* _SHORT EXERCISE_:
Only the pictures are omitted; repeat all other data exactly.

* _MATERIAL TO PROCESS_:
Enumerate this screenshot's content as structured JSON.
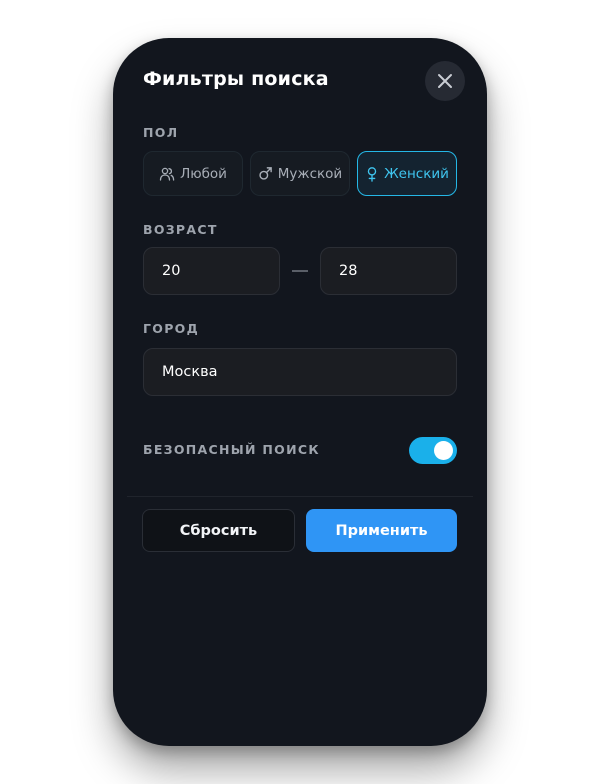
{
  "header": {
    "title": "Фильтры поиска"
  },
  "gender": {
    "label": "ПОЛ",
    "options": [
      {
        "label": "Любой",
        "icon": "users-icon",
        "selected": false
      },
      {
        "label": "Мужской",
        "icon": "male-symbol-icon",
        "selected": false
      },
      {
        "label": "Женский",
        "icon": "female-symbol-icon",
        "selected": true
      }
    ]
  },
  "age": {
    "label": "ВОЗРАСТ",
    "from": "20",
    "to": "28"
  },
  "city": {
    "label": "ГОРОД",
    "value": "Москва"
  },
  "safe_search": {
    "label": "БЕЗОПАСНЫЙ ПОИСК",
    "enabled": true
  },
  "actions": {
    "reset_label": "Сбросить",
    "apply_label": "Применить"
  },
  "colors": {
    "background": "#12161e",
    "accent": "#2f95f5",
    "active_chip": "#25b7e6",
    "toggle_on": "#1ab0ea"
  }
}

* _TASK SOLUTION_:
Enumerate this screenshot's content as structured JSON.
{
  "header": {
    "title": "Фильтры поиска"
  },
  "gender": {
    "label": "ПОЛ",
    "options": [
      {
        "label": "Любой",
        "icon": "users-icon",
        "selected": false
      },
      {
        "label": "Мужской",
        "icon": "male-symbol-icon",
        "selected": false
      },
      {
        "label": "Женский",
        "icon": "female-symbol-icon",
        "selected": true
      }
    ]
  },
  "age": {
    "label": "ВОЗРАСТ",
    "from": "20",
    "to": "28"
  },
  "city": {
    "label": "ГОРОД",
    "value": "Москва"
  },
  "safe_search": {
    "label": "БЕЗОПАСНЫЙ ПОИСК",
    "enabled": true
  },
  "actions": {
    "reset_label": "Сбросить",
    "apply_label": "Применить"
  },
  "colors": {
    "background": "#12161e",
    "accent": "#2f95f5",
    "active_chip": "#25b7e6",
    "toggle_on": "#1ab0ea"
  }
}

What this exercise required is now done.